Dataset rows about figures:
○ ○ ○ ○ ○ ○ ○

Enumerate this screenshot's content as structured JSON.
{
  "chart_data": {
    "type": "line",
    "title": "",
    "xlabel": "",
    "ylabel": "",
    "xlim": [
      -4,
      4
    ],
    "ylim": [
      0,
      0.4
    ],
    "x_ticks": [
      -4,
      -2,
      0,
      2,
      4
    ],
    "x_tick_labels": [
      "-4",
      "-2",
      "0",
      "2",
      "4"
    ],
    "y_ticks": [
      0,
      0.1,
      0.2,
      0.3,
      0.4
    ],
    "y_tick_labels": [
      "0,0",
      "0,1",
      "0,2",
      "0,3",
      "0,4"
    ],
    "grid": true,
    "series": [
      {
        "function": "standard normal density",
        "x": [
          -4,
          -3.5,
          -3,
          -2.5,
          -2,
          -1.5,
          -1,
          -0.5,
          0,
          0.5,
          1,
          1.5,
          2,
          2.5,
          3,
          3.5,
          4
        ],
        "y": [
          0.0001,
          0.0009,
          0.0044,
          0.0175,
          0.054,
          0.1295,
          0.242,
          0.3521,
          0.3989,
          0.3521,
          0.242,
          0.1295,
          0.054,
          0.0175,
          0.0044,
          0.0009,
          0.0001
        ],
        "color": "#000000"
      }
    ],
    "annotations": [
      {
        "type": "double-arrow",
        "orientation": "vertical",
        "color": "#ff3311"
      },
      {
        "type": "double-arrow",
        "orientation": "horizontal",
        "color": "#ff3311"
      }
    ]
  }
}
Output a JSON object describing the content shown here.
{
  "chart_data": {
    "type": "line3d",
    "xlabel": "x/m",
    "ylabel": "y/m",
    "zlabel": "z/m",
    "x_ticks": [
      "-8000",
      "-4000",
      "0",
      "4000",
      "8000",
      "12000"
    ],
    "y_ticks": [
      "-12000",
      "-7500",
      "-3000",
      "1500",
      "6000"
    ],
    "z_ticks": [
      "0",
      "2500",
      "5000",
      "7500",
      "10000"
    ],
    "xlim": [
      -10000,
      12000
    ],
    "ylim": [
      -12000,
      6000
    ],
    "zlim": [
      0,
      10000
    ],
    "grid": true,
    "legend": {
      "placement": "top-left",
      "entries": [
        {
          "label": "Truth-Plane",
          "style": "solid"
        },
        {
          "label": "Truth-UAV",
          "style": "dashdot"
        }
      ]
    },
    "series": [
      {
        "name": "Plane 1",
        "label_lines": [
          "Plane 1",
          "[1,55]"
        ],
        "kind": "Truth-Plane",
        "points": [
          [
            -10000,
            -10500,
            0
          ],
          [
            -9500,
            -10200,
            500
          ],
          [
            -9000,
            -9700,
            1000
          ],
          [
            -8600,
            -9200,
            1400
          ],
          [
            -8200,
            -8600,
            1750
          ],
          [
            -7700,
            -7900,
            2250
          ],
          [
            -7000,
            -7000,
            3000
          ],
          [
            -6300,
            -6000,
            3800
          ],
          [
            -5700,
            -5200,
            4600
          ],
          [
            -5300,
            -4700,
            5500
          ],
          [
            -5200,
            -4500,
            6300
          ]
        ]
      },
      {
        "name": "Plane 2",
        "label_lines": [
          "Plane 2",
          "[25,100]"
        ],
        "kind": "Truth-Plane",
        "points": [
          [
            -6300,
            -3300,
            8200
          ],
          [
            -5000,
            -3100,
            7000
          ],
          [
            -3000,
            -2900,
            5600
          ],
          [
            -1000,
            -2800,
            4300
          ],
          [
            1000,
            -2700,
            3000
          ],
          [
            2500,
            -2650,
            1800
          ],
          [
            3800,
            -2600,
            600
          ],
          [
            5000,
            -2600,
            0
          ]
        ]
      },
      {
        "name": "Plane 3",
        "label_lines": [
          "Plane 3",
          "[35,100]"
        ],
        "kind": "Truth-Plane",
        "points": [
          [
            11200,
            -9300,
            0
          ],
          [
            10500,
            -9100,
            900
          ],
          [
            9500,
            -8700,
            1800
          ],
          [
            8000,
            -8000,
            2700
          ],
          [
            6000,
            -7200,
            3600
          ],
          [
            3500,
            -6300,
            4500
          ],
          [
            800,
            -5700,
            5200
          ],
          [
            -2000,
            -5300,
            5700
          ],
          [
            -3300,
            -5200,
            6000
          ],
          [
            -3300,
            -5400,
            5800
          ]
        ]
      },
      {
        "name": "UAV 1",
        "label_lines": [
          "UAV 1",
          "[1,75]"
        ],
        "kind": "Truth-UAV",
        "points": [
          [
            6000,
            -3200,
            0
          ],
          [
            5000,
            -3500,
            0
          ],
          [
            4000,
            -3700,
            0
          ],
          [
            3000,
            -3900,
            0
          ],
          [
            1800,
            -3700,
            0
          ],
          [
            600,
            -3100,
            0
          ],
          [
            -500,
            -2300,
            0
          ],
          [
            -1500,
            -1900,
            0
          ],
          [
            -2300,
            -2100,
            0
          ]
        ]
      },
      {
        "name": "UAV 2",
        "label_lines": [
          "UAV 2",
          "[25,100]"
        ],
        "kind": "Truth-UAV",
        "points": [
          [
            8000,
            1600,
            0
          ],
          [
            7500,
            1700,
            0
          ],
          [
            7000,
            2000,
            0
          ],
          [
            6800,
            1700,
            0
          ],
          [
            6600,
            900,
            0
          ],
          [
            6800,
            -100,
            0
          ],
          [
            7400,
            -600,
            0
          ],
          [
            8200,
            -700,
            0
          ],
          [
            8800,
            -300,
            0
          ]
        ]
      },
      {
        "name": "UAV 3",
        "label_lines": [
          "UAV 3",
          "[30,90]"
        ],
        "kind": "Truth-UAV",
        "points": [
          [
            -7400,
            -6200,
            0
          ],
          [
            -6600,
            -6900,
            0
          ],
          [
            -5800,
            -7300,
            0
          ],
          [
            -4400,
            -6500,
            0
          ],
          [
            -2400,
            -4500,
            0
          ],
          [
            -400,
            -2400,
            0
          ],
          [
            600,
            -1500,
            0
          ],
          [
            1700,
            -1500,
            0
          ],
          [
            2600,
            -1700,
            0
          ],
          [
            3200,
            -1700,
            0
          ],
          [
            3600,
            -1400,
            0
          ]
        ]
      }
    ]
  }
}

○ ○ ○ ○ ○ ○ ○

> [Set problem]: Would you reproduce the material above in full, exactly as given?

> [Output for this task]:
Enumerate this screenshot's content as structured JSON.
{
  "chart_data": {
    "type": "line",
    "title": "",
    "xlabel": "",
    "ylabel": "",
    "xlim": [
      -4,
      4
    ],
    "ylim": [
      0,
      0.4
    ],
    "x_ticks": [
      -4,
      -2,
      0,
      2,
      4
    ],
    "x_tick_labels": [
      "-4",
      "-2",
      "0",
      "2",
      "4"
    ],
    "y_ticks": [
      0,
      0.1,
      0.2,
      0.3,
      0.4
    ],
    "y_tick_labels": [
      "0,0",
      "0,1",
      "0,2",
      "0,3",
      "0,4"
    ],
    "grid": true,
    "series": [
      {
        "function": "standard normal density",
        "x": [
          -4,
          -3.5,
          -3,
          -2.5,
          -2,
          -1.5,
          -1,
          -0.5,
          0,
          0.5,
          1,
          1.5,
          2,
          2.5,
          3,
          3.5,
          4
        ],
        "y": [
          0.0001,
          0.0009,
          0.0044,
          0.0175,
          0.054,
          0.1295,
          0.242,
          0.3521,
          0.3989,
          0.3521,
          0.242,
          0.1295,
          0.054,
          0.0175,
          0.0044,
          0.0009,
          0.0001
        ],
        "color": "#000000"
      }
    ],
    "annotations": [
      {
        "type": "double-arrow",
        "orientation": "vertical",
        "color": "#ff3311"
      },
      {
        "type": "double-arrow",
        "orientation": "horizontal",
        "color": "#ff3311"
      }
    ]
  }
}
Output a JSON object describing the content shown here.
{
  "chart_data": {
    "type": "line3d",
    "xlabel": "x/m",
    "ylabel": "y/m",
    "zlabel": "z/m",
    "x_ticks": [
      "-8000",
      "-4000",
      "0",
      "4000",
      "8000",
      "12000"
    ],
    "y_ticks": [
      "-12000",
      "-7500",
      "-3000",
      "1500",
      "6000"
    ],
    "z_ticks": [
      "0",
      "2500",
      "5000",
      "7500",
      "10000"
    ],
    "xlim": [
      -10000,
      12000
    ],
    "ylim": [
      -12000,
      6000
    ],
    "zlim": [
      0,
      10000
    ],
    "grid": true,
    "legend": {
      "placement": "top-left",
      "entries": [
        {
          "label": "Truth-Plane",
          "style": "solid"
        },
        {
          "label": "Truth-UAV",
          "style": "dashdot"
        }
      ]
    },
    "series": [
      {
        "name": "Plane 1",
        "label_lines": [
          "Plane 1",
          "[1,55]"
        ],
        "kind": "Truth-Plane",
        "points": [
          [
            -10000,
            -10500,
            0
          ],
          [
            -9500,
            -10200,
            500
          ],
          [
            -9000,
            -9700,
            1000
          ],
          [
            -8600,
            -9200,
            1400
          ],
          [
            -8200,
            -8600,
            1750
          ],
          [
            -7700,
            -7900,
            2250
          ],
          [
            -7000,
            -7000,
            3000
          ],
          [
            -6300,
            -6000,
            3800
          ],
          [
            -5700,
            -5200,
            4600
          ],
          [
            -5300,
            -4700,
            5500
          ],
          [
            -5200,
            -4500,
            6300
          ]
        ]
      },
      {
        "name": "Plane 2",
        "label_lines": [
          "Plane 2",
          "[25,100]"
        ],
        "kind": "Truth-Plane",
        "points": [
          [
            -6300,
            -3300,
            8200
          ],
          [
            -5000,
            -3100,
            7000
          ],
          [
            -3000,
            -2900,
            5600
          ],
          [
            -1000,
            -2800,
            4300
          ],
          [
            1000,
            -2700,
            3000
          ],
          [
            2500,
            -2650,
            1800
          ],
          [
            3800,
            -2600,
            600
          ],
          [
            5000,
            -2600,
            0
          ]
        ]
      },
      {
        "name": "Plane 3",
        "label_lines": [
          "Plane 3",
          "[35,100]"
        ],
        "kind": "Truth-Plane",
        "points": [
          [
            11200,
            -9300,
            0
          ],
          [
            10500,
            -9100,
            900
          ],
          [
            9500,
            -8700,
            1800
          ],
          [
            8000,
            -8000,
            2700
          ],
          [
            6000,
            -7200,
            3600
          ],
          [
            3500,
            -6300,
            4500
          ],
          [
            800,
            -5700,
            5200
          ],
          [
            -2000,
            -5300,
            5700
          ],
          [
            -3300,
            -5200,
            6000
          ],
          [
            -3300,
            -5400,
            5800
          ]
        ]
      },
      {
        "name": "UAV 1",
        "label_lines": [
          "UAV 1",
          "[1,75]"
        ],
        "kind": "Truth-UAV",
        "points": [
          [
            6000,
            -3200,
            0
          ],
          [
            5000,
            -3500,
            0
          ],
          [
            4000,
            -3700,
            0
          ],
          [
            3000,
            -3900,
            0
          ],
          [
            1800,
            -3700,
            0
          ],
          [
            600,
            -3100,
            0
          ],
          [
            -500,
            -2300,
            0
          ],
          [
            -1500,
            -1900,
            0
          ],
          [
            -2300,
            -2100,
            0
          ]
        ]
      },
      {
        "name": "UAV 2",
        "label_lines": [
          "UAV 2",
          "[25,100]"
        ],
        "kind": "Truth-UAV",
        "points": [
          [
            8000,
            1600,
            0
          ],
          [
            7500,
            1700,
            0
          ],
          [
            7000,
            2000,
            0
          ],
          [
            6800,
            1700,
            0
          ],
          [
            6600,
            900,
            0
          ],
          [
            6800,
            -100,
            0
          ],
          [
            7400,
            -600,
            0
          ],
          [
            8200,
            -700,
            0
          ],
          [
            8800,
            -300,
            0
          ]
        ]
      },
      {
        "name": "UAV 3",
        "label_lines": [
          "UAV 3",
          "[30,90]"
        ],
        "kind": "Truth-UAV",
        "points": [
          [
            -7400,
            -6200,
            0
          ],
          [
            -6600,
            -6900,
            0
          ],
          [
            -5800,
            -7300,
            0
          ],
          [
            -4400,
            -6500,
            0
          ],
          [
            -2400,
            -4500,
            0
          ],
          [
            -400,
            -2400,
            0
          ],
          [
            600,
            -1500,
            0
          ],
          [
            1700,
            -1500,
            0
          ],
          [
            2600,
            -1700,
            0
          ],
          [
            3200,
            -1700,
            0
          ],
          [
            3600,
            -1400,
            0
          ]
        ]
      }
    ]
  }
}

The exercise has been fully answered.